### [TASK PROMPT]
Give the number of lines in this listing that contain "name", with no other words.

### [LISTED RECORDS]

_ _ _ _

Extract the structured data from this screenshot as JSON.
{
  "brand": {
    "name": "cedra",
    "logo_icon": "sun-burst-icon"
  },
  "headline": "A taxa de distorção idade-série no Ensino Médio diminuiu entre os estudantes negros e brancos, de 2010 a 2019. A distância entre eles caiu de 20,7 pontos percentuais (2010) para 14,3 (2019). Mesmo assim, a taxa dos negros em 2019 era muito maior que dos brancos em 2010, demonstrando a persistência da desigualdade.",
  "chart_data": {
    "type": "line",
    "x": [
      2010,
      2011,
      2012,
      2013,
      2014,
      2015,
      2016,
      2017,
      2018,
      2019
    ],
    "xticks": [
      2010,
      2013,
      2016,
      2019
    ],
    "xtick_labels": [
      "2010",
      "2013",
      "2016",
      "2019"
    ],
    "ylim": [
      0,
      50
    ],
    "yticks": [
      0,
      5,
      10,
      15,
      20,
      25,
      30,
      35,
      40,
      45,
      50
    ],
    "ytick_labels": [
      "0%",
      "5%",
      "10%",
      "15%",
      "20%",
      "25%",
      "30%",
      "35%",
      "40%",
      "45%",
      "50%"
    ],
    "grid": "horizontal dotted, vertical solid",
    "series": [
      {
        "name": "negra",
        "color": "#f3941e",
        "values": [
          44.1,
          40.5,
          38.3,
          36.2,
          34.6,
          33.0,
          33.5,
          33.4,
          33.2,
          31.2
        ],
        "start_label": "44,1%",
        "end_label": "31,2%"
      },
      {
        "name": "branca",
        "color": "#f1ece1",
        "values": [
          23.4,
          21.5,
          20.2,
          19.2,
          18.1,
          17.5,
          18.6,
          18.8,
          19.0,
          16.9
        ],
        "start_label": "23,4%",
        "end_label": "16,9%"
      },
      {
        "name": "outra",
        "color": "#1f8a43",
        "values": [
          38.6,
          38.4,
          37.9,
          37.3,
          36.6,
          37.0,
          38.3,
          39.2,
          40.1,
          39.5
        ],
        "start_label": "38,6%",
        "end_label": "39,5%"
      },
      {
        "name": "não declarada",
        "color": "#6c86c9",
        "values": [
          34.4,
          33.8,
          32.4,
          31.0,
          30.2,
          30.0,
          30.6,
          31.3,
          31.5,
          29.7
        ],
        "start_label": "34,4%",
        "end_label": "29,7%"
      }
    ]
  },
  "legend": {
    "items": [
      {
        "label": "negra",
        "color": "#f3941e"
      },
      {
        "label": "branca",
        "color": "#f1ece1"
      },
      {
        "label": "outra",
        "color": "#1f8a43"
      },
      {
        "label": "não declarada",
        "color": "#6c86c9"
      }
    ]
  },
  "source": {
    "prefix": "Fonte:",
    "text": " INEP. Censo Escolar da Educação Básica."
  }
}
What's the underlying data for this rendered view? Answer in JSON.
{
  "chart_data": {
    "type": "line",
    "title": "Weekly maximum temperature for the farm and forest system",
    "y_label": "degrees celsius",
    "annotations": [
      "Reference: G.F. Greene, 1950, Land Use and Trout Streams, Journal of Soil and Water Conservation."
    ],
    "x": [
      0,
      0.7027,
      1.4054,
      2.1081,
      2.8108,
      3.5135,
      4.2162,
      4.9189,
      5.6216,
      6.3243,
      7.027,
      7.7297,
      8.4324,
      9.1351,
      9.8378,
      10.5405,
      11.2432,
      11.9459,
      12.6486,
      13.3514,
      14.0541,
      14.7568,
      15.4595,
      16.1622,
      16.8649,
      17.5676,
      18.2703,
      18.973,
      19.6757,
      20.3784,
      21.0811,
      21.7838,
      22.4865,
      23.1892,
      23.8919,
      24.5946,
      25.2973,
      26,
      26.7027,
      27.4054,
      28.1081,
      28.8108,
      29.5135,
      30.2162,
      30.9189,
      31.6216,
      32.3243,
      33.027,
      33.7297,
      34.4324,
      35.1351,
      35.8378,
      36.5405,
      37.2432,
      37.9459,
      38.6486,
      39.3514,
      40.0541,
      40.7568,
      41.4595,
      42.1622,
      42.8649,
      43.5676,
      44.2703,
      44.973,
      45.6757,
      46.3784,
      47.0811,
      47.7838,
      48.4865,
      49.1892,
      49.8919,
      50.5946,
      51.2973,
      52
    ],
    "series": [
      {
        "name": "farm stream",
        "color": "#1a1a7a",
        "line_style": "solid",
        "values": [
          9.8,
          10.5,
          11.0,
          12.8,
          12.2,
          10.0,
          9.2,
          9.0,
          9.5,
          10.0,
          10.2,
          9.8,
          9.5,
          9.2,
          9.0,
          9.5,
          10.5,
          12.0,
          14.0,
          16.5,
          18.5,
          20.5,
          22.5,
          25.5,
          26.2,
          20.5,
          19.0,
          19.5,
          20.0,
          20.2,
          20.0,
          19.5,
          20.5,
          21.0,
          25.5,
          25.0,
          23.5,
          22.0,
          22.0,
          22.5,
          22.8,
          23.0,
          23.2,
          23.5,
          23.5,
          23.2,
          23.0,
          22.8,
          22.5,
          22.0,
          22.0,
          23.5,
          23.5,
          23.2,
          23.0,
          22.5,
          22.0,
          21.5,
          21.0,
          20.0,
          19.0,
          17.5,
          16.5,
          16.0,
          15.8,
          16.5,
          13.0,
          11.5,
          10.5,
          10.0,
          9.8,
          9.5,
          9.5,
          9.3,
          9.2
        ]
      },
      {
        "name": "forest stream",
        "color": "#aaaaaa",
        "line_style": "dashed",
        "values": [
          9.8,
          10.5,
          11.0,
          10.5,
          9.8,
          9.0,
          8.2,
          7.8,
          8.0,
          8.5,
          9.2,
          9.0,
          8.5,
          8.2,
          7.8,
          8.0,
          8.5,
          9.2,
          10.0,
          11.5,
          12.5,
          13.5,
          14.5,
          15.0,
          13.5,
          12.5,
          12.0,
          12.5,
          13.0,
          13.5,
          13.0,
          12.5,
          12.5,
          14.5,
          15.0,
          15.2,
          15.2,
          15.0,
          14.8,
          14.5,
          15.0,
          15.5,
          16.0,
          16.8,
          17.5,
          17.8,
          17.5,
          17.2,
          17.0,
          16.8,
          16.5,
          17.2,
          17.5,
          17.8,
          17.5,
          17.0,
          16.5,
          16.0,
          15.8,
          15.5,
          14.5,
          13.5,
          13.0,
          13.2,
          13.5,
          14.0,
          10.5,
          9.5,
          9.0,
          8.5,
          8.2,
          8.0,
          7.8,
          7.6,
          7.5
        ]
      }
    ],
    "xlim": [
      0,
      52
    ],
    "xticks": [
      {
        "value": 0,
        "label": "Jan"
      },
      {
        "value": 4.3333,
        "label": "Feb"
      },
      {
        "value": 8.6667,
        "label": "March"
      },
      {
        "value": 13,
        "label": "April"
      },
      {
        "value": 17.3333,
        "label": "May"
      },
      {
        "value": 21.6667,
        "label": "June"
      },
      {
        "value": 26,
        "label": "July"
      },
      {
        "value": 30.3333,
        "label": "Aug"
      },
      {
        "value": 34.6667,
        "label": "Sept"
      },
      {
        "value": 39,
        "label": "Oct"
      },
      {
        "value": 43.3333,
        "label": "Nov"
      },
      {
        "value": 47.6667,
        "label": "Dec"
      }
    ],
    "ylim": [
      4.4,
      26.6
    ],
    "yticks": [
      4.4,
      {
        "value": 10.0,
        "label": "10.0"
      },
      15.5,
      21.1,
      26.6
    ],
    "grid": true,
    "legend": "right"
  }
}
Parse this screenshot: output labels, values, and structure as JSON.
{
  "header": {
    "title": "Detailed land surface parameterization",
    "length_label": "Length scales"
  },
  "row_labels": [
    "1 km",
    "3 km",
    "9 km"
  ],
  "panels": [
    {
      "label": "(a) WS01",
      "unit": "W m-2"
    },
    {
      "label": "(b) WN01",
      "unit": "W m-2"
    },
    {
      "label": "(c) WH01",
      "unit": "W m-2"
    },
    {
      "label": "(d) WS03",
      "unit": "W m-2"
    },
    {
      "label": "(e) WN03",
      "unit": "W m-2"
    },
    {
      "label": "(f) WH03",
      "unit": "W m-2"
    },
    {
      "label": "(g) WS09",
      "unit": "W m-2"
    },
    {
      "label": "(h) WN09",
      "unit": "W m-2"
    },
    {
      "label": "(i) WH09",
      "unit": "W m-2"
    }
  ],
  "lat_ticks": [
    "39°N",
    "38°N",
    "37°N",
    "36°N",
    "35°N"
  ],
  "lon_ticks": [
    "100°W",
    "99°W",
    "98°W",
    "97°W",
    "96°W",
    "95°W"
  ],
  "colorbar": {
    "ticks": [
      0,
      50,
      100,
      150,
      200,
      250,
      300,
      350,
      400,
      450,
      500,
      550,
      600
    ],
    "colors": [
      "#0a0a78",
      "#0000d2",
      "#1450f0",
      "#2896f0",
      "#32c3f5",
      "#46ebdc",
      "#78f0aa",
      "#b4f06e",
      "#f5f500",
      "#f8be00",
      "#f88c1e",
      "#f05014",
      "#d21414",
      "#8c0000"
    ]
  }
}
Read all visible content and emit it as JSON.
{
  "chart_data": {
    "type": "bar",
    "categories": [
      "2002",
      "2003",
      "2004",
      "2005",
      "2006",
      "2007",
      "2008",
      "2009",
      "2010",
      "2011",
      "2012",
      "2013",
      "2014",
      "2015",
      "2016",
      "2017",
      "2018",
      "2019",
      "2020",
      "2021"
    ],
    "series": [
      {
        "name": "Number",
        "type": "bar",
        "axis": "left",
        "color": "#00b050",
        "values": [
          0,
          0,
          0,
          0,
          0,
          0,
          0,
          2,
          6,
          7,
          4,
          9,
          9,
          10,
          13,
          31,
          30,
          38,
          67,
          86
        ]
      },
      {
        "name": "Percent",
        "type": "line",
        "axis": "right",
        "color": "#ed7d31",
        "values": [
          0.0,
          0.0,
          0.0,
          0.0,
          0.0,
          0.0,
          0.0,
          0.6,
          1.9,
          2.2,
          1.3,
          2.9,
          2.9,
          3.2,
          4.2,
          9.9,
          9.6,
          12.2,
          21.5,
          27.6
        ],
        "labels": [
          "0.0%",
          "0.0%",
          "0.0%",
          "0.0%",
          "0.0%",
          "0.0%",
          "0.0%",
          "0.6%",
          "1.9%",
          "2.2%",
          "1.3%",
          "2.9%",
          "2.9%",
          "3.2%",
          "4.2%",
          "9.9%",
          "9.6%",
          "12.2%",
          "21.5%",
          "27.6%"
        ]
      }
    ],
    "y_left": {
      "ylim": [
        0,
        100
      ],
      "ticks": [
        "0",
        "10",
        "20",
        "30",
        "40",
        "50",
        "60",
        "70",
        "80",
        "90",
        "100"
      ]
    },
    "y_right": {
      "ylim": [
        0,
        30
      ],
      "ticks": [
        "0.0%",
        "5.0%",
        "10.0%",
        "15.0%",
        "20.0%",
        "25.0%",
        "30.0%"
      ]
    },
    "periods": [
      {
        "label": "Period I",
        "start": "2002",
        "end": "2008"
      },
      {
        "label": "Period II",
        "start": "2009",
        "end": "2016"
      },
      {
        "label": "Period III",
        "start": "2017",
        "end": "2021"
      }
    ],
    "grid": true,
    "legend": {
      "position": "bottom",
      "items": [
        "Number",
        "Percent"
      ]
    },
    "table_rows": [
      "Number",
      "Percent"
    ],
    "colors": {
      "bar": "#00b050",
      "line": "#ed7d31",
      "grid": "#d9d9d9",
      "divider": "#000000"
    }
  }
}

_ _ _ _

### [SOLUTION FOR THIS EXERCISE]
9